What the exercise asks =
Rewrite the ODD SOCKS trial description below, starting at "Broken ankles in" and ending at "better than another.", with "physis" in place of "growth plate".

Source passage =

=== Section Start ===

Outcomes of Displaced Distal tibial fractures - Surgery Or Casts in KidS (ODD SOCKS)


 For more information on this trial including details on taking part, please visit the dedicated ODDSocks trial website by following the link below.


Broken ankles in children often involve the area from which the bone grows – the growth plate.

Following growth plate injuries, the growth of the shin bone in the lower leg (the tibia) can be altered permanently, which can cause the bone to not grow at all, or to grow wonky. The younger the child at the time of injury (i.e. the more they have to grow), the worse the problem may get once the child has fully grown. There are different ways to treat this injury, but it is currently unclear whether one type of treatment is better than another.

Some doctors believe that children with growth plate injuries need surgery to reset the bones to ensure that the growth plate is restored into its original position. They believe that this will lower the chance of abnormal growth. However, other doctors believe that attempting to reset the bones to restore the growth plate with surgery could bring about further damage. These doctors recommend the bones to be treated in a plaster cast, without surgery to reset the bones.   


This is a multi-centre prospective randomised superiority trial of conservative versus surgical treatment for displaced distal tibial fractures in children aged 8-15 years.


This study will aim to recruit a minimum of 192 children with a severe fracture (where the bone ends have moved apart from each other) through the growth plate at the bottom of the tibia bone, over a three-year period from at least 30 hospitals.

After providing consent and baseline data, patients will be randomly allocated (1:1) to either surgical reduction or conservative treatment (non-surgical casting).

All children will be followed-up for two-years to monitor their function, and the length and appearance of the leg. The study will also ask about pain, whether they needed any more surgery, school attendance, complications, the number of hospital visits, their quality of life and satisfaction.

=== Section End ===

Extracted records =

=== Section Start ===

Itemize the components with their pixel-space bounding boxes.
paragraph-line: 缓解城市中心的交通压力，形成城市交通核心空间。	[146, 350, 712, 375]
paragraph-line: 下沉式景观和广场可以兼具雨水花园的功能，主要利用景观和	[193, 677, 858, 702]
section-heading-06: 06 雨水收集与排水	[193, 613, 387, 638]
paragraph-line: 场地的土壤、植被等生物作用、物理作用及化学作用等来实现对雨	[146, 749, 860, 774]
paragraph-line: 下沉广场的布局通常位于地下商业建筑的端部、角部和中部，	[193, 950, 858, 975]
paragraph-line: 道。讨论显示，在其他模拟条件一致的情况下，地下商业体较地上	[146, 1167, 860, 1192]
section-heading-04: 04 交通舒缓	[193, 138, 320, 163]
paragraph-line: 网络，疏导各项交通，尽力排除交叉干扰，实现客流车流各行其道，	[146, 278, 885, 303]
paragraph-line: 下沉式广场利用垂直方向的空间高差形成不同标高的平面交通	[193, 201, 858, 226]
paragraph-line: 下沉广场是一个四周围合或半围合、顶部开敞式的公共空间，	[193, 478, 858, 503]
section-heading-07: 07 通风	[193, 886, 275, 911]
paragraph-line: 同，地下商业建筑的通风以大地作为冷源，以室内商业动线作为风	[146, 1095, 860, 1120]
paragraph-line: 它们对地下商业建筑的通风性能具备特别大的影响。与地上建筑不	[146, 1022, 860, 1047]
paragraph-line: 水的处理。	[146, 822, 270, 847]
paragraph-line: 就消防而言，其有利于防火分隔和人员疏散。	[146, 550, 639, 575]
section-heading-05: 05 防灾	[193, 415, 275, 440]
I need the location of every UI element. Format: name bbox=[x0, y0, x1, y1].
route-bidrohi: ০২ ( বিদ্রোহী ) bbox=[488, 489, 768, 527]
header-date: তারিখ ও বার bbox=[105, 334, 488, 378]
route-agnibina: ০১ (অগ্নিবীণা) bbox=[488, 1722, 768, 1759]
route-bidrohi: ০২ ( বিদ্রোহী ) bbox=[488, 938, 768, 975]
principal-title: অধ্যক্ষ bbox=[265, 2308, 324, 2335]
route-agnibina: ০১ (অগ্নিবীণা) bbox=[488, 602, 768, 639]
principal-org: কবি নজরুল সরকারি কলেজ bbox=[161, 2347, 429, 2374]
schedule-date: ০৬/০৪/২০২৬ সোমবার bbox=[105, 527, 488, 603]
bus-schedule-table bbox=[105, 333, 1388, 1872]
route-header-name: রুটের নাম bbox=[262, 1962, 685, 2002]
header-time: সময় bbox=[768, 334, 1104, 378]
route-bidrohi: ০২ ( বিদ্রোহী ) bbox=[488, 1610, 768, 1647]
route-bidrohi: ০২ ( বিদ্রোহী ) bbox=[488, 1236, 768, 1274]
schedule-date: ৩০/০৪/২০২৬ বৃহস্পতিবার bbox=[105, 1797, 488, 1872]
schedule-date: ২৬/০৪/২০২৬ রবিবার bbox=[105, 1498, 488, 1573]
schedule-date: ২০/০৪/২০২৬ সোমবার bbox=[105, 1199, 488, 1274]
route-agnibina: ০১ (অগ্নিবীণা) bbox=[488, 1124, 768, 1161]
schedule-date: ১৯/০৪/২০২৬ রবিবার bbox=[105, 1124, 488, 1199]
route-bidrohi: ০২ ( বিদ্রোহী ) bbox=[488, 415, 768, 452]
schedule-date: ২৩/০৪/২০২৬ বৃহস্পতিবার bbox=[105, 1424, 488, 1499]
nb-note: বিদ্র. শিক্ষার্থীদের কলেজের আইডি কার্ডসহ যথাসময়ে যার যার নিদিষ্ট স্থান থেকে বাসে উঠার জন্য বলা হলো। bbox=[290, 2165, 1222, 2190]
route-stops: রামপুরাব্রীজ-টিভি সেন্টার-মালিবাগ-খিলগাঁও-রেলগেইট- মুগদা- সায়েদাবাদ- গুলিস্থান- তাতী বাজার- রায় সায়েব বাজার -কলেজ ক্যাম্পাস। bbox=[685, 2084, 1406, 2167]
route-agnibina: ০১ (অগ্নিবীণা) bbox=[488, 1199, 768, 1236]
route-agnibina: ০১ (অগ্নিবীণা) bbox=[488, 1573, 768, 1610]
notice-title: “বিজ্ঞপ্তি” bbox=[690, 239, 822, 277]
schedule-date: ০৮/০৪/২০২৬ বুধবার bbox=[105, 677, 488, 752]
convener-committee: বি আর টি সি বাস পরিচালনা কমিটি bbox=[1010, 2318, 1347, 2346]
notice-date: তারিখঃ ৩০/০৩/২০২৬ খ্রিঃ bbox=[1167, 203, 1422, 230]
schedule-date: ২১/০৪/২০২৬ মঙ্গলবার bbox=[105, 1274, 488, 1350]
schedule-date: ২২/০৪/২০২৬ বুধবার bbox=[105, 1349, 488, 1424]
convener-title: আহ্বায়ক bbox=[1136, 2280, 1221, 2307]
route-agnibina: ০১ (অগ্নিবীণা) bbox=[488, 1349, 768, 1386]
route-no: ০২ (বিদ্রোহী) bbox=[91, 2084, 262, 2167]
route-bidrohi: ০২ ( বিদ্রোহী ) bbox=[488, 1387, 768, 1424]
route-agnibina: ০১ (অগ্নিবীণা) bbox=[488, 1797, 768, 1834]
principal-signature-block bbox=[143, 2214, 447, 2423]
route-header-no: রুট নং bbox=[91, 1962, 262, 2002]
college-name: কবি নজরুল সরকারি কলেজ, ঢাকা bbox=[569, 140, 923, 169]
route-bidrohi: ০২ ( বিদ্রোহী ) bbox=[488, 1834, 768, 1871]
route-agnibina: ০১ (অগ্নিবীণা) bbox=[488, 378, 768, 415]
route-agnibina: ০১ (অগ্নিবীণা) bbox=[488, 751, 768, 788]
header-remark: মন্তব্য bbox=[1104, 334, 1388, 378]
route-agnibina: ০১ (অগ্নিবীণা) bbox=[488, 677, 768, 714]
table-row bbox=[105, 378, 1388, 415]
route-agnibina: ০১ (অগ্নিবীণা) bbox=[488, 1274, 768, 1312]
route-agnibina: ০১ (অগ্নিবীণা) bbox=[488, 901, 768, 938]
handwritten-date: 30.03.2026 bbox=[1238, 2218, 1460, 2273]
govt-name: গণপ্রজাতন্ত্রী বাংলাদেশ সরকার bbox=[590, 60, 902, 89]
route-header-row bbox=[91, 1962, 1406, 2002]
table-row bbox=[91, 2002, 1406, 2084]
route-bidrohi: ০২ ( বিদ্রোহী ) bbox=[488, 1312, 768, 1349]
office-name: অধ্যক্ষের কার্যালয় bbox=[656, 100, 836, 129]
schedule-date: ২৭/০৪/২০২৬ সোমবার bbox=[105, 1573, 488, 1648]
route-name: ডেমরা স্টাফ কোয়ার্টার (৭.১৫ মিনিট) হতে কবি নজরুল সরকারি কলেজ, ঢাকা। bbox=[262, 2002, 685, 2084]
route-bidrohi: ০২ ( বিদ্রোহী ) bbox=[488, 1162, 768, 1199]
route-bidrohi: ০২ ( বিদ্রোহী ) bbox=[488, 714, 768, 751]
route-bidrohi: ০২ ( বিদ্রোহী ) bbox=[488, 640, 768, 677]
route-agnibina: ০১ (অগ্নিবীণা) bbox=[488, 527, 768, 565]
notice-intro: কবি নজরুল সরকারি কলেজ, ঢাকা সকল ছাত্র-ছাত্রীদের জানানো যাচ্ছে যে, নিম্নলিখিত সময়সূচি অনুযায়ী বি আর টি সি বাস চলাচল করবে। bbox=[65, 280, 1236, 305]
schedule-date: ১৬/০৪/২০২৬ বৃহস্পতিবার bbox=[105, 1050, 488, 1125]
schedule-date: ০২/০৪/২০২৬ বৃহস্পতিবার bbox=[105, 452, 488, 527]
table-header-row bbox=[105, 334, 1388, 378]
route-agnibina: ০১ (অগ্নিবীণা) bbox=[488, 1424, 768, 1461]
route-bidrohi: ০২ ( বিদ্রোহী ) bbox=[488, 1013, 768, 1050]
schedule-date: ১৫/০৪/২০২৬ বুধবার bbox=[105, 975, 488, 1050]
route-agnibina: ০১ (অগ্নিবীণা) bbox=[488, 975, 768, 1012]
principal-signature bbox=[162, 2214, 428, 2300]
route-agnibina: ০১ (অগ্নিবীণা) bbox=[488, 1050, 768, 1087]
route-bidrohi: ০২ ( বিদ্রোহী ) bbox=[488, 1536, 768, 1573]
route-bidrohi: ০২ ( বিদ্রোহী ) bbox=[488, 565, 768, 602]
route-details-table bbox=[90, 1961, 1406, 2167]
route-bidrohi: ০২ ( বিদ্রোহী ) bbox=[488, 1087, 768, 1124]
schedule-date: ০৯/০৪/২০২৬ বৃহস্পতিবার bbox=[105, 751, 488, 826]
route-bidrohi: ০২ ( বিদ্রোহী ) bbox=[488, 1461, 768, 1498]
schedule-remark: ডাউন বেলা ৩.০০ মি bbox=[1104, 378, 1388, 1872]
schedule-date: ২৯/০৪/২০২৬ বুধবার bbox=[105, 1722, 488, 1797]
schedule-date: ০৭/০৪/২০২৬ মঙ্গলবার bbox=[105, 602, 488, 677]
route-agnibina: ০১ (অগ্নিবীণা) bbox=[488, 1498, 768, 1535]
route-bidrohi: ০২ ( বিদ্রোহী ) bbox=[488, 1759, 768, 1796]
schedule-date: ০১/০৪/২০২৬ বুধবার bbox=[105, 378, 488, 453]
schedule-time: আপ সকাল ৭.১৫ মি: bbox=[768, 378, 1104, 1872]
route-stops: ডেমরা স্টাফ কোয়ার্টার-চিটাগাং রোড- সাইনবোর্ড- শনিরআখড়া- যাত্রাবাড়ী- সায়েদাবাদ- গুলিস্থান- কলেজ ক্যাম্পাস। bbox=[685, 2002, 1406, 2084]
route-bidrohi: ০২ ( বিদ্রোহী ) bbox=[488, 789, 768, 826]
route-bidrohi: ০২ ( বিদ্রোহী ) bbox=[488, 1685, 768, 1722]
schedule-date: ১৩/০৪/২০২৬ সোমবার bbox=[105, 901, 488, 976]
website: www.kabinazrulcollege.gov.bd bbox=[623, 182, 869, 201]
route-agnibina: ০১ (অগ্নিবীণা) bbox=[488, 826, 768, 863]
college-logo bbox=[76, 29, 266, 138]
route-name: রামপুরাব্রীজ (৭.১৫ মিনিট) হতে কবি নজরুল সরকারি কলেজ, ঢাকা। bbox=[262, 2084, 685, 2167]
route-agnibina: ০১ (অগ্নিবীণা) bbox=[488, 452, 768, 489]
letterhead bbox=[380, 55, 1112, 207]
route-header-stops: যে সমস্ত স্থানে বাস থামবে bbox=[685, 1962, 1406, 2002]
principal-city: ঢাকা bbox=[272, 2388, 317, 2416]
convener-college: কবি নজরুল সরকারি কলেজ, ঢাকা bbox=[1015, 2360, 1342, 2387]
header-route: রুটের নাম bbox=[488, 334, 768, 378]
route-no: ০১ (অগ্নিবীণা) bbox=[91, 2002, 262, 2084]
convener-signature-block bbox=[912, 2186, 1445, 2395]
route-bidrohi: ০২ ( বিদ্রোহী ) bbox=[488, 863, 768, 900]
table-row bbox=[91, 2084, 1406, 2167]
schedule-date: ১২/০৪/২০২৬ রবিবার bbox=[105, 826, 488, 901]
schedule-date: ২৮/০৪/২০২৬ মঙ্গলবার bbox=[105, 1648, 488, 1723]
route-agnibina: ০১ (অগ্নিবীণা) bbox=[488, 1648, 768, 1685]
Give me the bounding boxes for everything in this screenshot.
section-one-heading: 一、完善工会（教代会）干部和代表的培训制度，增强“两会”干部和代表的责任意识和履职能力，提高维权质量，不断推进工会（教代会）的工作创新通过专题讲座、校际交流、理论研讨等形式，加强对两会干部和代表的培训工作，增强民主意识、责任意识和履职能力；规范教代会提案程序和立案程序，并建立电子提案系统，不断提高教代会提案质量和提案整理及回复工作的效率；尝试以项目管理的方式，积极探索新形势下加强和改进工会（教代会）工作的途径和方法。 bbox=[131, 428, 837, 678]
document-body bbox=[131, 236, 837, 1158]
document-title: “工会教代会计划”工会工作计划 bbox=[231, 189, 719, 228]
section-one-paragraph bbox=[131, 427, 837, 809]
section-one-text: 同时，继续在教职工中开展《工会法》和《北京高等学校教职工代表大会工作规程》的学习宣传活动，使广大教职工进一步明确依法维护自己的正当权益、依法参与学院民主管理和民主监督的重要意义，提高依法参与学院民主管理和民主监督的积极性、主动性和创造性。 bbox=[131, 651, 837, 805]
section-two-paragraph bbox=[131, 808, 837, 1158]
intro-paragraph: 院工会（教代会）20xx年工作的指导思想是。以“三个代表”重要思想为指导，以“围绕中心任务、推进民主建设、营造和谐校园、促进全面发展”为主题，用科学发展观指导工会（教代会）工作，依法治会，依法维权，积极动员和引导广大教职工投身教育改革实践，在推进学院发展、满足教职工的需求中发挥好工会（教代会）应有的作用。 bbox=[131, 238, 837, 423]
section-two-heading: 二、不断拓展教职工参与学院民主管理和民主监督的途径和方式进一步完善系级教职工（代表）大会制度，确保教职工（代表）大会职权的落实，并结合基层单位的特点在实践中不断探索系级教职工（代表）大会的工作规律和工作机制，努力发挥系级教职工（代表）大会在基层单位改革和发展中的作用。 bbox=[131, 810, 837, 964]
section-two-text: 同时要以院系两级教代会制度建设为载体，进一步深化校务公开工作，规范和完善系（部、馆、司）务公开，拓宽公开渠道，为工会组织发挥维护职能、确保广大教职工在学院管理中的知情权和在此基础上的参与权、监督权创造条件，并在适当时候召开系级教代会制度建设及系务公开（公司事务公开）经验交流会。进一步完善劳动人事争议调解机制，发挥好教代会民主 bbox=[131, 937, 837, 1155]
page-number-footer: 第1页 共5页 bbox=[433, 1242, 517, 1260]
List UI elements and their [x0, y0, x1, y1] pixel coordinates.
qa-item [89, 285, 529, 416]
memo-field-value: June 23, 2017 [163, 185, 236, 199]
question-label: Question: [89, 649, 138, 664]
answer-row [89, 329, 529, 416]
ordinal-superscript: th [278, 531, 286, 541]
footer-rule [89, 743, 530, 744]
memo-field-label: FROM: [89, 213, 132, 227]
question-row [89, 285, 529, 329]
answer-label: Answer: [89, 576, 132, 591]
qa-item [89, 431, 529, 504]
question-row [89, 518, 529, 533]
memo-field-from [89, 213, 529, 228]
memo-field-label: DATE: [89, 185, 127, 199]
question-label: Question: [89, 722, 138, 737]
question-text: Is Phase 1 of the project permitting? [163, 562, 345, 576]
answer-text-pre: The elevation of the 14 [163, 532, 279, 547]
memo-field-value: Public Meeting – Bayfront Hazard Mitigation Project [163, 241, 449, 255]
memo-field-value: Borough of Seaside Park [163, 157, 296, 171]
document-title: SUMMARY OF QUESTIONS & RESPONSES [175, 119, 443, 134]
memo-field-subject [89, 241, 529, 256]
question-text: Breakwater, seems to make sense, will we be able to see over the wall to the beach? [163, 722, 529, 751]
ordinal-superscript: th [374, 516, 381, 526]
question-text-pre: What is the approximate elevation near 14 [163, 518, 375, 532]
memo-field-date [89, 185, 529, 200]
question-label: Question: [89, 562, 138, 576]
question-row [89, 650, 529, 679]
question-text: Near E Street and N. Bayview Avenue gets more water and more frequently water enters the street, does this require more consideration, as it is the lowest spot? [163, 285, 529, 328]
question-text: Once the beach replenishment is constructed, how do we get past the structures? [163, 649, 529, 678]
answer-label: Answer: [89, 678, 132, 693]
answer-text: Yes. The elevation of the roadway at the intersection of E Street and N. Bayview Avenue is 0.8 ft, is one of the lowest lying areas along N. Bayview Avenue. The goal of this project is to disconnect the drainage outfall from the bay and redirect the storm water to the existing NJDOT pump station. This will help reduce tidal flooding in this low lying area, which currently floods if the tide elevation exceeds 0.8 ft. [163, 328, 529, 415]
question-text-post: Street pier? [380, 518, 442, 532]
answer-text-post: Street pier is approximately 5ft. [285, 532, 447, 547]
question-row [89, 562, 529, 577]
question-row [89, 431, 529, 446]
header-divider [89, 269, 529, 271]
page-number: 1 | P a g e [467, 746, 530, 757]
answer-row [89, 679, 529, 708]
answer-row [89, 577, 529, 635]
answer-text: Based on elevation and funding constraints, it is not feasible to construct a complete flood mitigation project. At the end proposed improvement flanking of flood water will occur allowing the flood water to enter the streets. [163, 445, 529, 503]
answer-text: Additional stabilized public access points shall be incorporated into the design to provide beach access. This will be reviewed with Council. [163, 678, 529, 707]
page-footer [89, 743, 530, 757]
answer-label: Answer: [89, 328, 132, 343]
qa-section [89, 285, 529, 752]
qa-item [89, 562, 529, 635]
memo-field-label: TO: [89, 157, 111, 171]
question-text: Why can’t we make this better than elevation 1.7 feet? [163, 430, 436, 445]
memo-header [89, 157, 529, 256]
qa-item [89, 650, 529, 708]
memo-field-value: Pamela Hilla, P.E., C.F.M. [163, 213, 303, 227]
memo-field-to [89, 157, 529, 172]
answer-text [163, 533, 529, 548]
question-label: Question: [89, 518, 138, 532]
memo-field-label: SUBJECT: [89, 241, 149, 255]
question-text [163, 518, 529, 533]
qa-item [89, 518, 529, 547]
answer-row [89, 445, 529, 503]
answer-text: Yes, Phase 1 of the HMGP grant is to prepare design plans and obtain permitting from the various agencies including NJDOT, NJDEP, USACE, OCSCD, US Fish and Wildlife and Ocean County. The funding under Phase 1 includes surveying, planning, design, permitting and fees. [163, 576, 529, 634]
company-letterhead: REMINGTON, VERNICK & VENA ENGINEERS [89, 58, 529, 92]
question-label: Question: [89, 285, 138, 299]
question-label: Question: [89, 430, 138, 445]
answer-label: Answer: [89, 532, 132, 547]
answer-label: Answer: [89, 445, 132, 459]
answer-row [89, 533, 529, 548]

=== Section End ===

Solution for this task =
Broken ankles in children often involve the area from which the bone grows – the physis.

Following physis injuries, the growth of the shin bone in the lower leg (the tibia) can be altered permanently, which can cause the bone to not grow at all, or to grow wonky. The younger the child at the time of injury (i.e. the more they have to grow), the worse the problem may get once the child has fully grown. There are different ways to treat this injury, but it is currently unclear whether one type of treatment is better than another.